### CHALLENGE A
From the bibliography post, list the titles attributed to N. Mitford.

### PASSAGE
|---|
Monday, 1 February 2021

Bibliography, January 2021 (Full Mitford)

 BOTM: The Mitford sisters, ed. C. Mosley, Letters between six sisters (2007)

T. Gooley, How to read water (2016)
N. Mitford, The Pursuit of Love (1945)
--------, Love in a Cold Climate (1949)
--------, Madame de Pompadour (1954)
--------, Don't tell Alfred (1960)
J. Mitford, Hons and Rebels (1960)
L. Spinney, Pale Rider (2017)
P. Vogler, Scoff: a history of food and class in Britain (2020)

This all got rather out of hand. By coincidence I asked for (and got) Hons and rebels and Madame de Pompadour at Christmas and then it rather snowballed. I've resisted Mitfordania for ages, so I wasn't really expecting to fall into such temptation. I think I'm out now. I'm just reading Diana's memoirs and then I'm done. They were clearly all mad, except possibly for the Duchess of Devonshire, and mostly dreadful to be around, except definitely for the Duchess of Devonshire. The most famous, and best bits, are the early family accounts because the domestic scene are even more bonkers than the rest and have all the family riffing off each other.
|---|
### INPUT MATERIAL
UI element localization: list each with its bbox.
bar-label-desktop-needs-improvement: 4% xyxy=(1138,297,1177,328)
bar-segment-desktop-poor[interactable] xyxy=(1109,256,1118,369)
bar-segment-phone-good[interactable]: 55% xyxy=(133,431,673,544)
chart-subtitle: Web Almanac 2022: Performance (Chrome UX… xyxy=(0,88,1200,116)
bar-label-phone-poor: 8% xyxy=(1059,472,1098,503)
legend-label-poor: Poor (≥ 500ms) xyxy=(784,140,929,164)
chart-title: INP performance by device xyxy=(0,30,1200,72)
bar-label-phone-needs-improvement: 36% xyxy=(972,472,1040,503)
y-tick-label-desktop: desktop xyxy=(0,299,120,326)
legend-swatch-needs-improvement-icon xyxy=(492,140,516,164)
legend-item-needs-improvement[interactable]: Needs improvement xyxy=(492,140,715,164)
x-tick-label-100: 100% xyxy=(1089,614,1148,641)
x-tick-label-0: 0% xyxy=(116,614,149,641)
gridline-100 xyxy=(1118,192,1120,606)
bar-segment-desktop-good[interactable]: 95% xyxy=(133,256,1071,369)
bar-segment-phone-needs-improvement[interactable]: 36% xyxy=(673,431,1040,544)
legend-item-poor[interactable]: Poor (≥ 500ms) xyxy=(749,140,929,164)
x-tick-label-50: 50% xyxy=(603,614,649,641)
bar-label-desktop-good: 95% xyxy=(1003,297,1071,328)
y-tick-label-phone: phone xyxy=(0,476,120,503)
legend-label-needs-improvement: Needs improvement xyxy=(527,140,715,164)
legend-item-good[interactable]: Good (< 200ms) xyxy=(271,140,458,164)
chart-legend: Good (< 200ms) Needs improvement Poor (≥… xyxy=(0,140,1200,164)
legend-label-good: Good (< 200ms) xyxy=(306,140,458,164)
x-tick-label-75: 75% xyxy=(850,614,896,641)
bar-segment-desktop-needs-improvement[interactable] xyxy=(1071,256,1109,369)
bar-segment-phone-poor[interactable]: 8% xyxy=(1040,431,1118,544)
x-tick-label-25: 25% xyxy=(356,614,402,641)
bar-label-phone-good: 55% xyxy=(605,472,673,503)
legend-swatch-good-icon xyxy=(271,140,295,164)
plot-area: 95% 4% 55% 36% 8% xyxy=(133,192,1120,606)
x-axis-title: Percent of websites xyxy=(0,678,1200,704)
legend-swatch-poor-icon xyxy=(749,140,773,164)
|---|
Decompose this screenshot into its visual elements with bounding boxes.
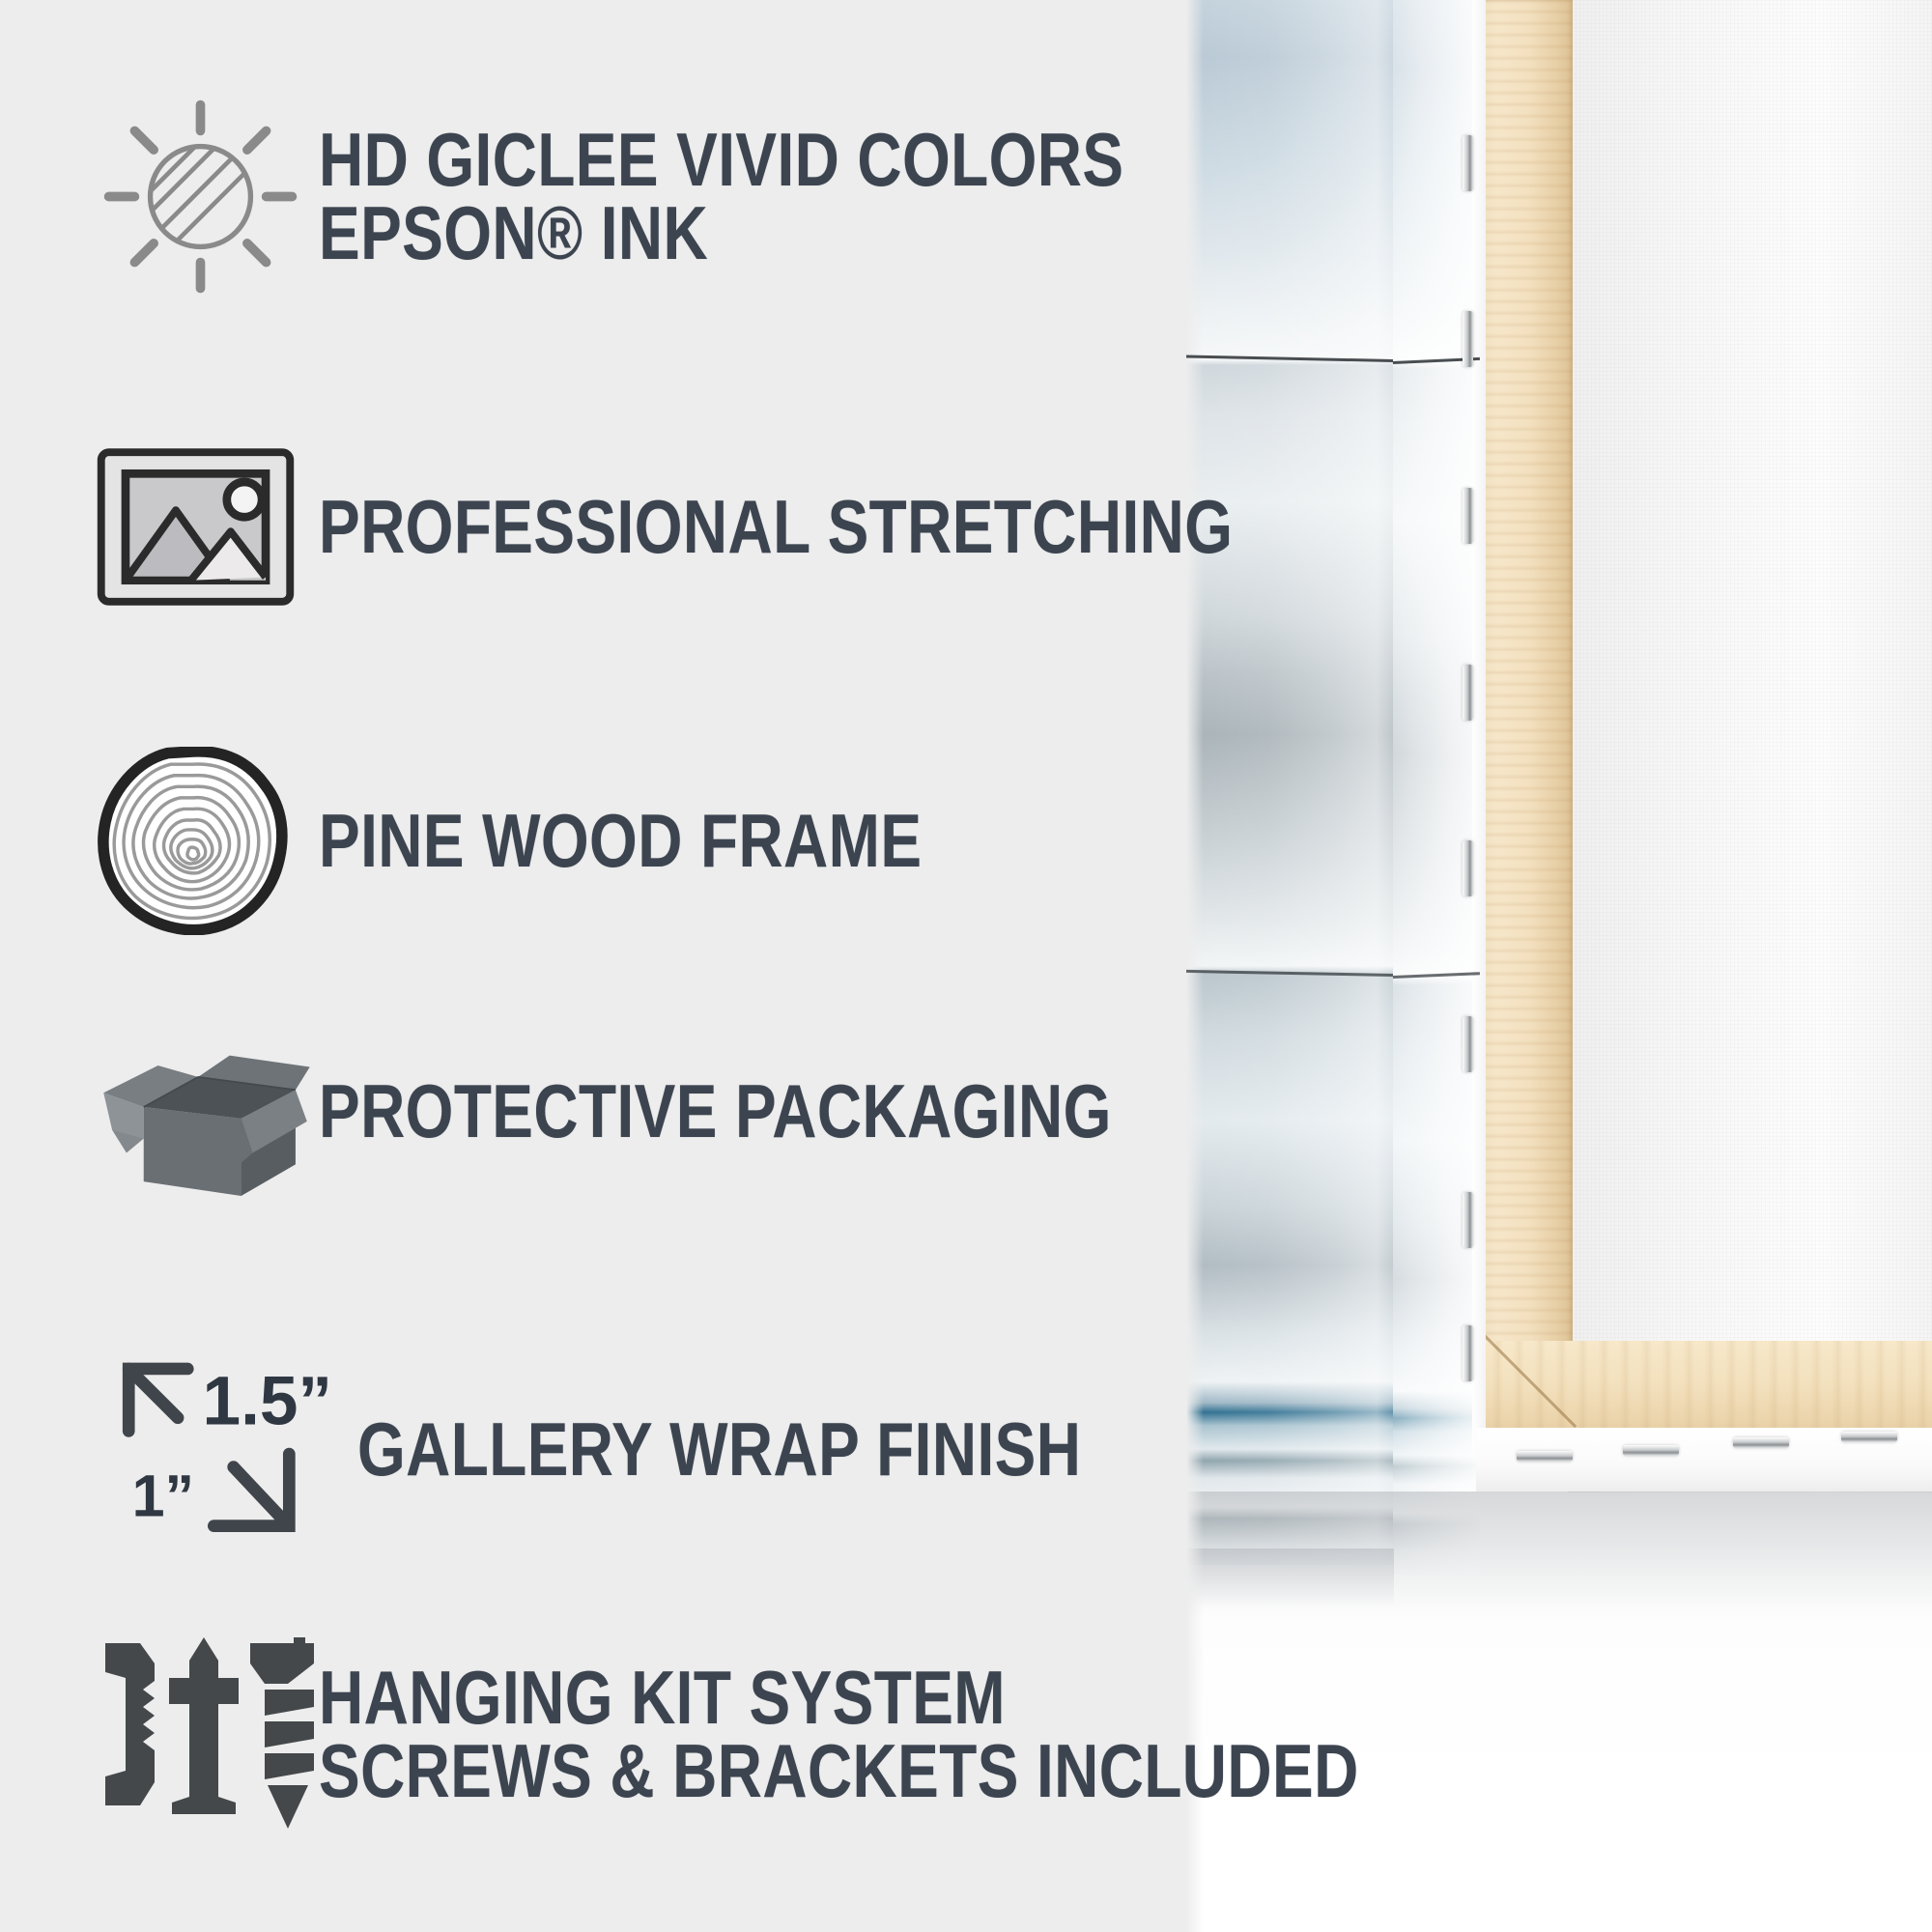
|---|
### CHALLENGE B
Rewrite the record lines from the line with "UI element localization: list" to the line with "legend-swatch-poor-icon xyxy=(749,140,773,164)" as a JSON list of strings, one string per line.

### TASK OUTPUT A
The Pursuit of Love (1945)
Love in a Cold Climate (1949)
Madame de Pompadour (1954)
Don't tell Alfred (1960)

### TASK OUTPUT B
[
  "UI element localization: list each with its bbox.",
  "bar-label-desktop-needs-improvement: 4% xyxy=(1138,297,1177,328)",
  "bar-segment-desktop-poor[interactable] xyxy=(1109,256,1118,369)",
  "bar-segment-phone-good[interactable]: 55% xyxy=(133,431,673,544)",
  "chart-subtitle: Web Almanac 2022: Performance (Chrome UX… xyxy=(0,88,1200,116)",
  "bar-label-phone-poor: 8% xyxy=(1059,472,1098,503)",
  "legend-label-poor: Poor (≥ 500ms) xyxy=(784,140,929,164)",
  "chart-title: INP performance by device xyxy=(0,30,1200,72)",
  "bar-label-phone-needs-improvement: 36% xyxy=(972,472,1040,503)",
  "y-tick-label-desktop: desktop xyxy=(0,299,120,326)",
  "legend-swatch-needs-improvement-icon xyxy=(492,140,516,164)",
  "legend-item-needs-improvement[interactable]: Needs improvement xyxy=(492,140,715,164)",
  "x-tick-label-100: 100% xyxy=(1089,614,1148,641)",
  "x-tick-label-0: 0% xyxy=(116,614,149,641)",
  "gridline-100 xyxy=(1118,192,1120,606)",
  "bar-segment-desktop-good[interactable]: 95% xyxy=(133,256,1071,369)",
  "bar-segment-phone-needs-improvement[interactable]: 36% xyxy=(673,431,1040,544)",
  "legend-item-poor[interactable]: Poor (≥ 500ms) xyxy=(749,140,929,164)",
  "x-tick-label-50: 50% xyxy=(603,614,649,641)",
  "bar-label-desktop-good: 95% xyxy=(1003,297,1071,328)",
  "y-tick-label-phone: phone xyxy=(0,476,120,503)",
  "legend-label-needs-improvement: Needs improvement xyxy=(527,140,715,164)",
  "legend-item-good[interactable]: Good (< 200ms) xyxy=(271,140,458,164)",
  "chart-legend: Good (< 200ms) Needs improvement Poor (≥… xyxy=(0,140,1200,164)",
  "legend-label-good: Good (< 200ms) xyxy=(306,140,458,164)",
  "x-tick-label-75: 75% xyxy=(850,614,896,641)",
  "bar-segment-desktop-needs-improvement[interactable] xyxy=(1071,256,1109,369)",
  "bar-segment-phone-poor[interactable]: 8% xyxy=(1040,431,1118,544)",
  "x-tick-label-25: 25% xyxy=(356,614,402,641)",
  "bar-label-phone-good: 55% xyxy=(605,472,673,503)",
  "legend-swatch-good-icon xyxy=(271,140,295,164)",
  "plot-area: 95% 4% 55% 36% 8% xyxy=(133,192,1120,606)",
  "x-axis-title: Percent of websites xyxy=(0,678,1200,704)",
  "legend-swatch-poor-icon xyxy=(749,140,773,164)"
]